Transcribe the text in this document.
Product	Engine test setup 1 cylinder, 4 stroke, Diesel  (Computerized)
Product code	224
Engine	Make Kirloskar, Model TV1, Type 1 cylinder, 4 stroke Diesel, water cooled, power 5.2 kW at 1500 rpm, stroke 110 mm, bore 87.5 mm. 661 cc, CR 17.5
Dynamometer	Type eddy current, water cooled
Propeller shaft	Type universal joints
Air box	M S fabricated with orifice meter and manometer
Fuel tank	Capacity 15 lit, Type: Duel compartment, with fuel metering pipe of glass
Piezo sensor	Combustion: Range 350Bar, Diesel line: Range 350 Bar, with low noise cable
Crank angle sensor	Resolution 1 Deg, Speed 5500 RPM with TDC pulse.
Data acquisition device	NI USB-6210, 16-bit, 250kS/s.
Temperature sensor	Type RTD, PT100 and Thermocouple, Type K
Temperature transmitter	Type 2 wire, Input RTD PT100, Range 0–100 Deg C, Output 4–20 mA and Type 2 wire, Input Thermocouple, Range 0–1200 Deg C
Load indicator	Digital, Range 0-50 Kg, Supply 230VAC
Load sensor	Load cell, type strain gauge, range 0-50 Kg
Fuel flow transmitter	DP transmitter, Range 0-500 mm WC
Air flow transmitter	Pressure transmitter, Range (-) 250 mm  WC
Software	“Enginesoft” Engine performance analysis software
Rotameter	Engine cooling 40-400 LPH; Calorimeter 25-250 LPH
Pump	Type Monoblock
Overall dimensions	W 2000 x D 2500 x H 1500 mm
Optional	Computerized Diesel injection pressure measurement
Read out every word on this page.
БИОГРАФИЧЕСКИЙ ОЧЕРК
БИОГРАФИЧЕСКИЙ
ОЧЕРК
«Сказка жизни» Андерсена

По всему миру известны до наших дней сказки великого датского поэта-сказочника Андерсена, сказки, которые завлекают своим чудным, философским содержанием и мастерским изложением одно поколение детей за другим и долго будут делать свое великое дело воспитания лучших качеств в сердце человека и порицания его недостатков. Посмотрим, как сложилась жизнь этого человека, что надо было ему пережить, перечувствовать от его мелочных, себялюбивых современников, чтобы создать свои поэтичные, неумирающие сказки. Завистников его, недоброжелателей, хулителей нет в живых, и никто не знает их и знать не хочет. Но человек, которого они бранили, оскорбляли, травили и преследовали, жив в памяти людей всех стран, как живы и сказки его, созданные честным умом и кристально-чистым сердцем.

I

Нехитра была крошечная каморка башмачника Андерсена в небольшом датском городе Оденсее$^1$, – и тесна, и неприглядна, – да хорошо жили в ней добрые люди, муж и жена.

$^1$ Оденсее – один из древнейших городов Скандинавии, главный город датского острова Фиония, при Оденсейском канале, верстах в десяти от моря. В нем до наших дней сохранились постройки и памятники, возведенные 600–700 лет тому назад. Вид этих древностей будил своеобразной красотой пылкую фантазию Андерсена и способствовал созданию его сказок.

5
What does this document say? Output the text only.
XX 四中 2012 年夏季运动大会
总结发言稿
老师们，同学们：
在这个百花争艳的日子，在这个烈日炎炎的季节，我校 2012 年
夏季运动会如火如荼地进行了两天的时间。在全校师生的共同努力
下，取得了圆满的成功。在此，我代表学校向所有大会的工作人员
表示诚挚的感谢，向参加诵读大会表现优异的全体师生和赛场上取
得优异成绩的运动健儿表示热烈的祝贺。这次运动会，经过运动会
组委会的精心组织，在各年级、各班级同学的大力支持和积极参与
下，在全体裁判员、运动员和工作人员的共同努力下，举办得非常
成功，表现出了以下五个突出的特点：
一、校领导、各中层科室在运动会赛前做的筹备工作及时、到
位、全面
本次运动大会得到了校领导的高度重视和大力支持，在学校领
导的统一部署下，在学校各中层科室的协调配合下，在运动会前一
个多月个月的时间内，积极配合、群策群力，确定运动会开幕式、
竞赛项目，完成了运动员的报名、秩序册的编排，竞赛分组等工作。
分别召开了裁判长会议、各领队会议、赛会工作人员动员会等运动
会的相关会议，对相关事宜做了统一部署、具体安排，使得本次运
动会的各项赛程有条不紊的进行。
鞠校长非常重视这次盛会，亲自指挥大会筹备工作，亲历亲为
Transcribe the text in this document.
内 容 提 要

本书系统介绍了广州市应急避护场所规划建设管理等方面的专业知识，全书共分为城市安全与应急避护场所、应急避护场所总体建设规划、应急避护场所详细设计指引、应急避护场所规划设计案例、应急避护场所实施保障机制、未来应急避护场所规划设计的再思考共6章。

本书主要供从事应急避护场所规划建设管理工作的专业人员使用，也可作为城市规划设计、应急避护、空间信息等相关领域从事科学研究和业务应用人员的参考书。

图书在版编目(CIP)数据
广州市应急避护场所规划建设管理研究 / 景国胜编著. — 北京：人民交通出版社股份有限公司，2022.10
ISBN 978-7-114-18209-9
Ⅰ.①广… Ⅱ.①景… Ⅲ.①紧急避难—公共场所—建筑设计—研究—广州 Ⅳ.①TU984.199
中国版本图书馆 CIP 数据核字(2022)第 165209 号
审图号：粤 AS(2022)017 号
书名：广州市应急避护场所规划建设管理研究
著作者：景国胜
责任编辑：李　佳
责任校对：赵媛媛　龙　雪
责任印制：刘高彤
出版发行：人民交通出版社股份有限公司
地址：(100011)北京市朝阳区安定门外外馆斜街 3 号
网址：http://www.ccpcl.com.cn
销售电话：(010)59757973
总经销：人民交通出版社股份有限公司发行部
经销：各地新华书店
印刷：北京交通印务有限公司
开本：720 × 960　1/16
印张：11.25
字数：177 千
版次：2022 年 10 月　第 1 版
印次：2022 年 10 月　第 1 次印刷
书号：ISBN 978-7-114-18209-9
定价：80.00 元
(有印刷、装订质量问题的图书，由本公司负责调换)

──────────

▶ Exercise task
Determine how many lines include the word "БИОГРАФИЧЕСКИЙ" and report that number by itself.

▶ Exercise solution
2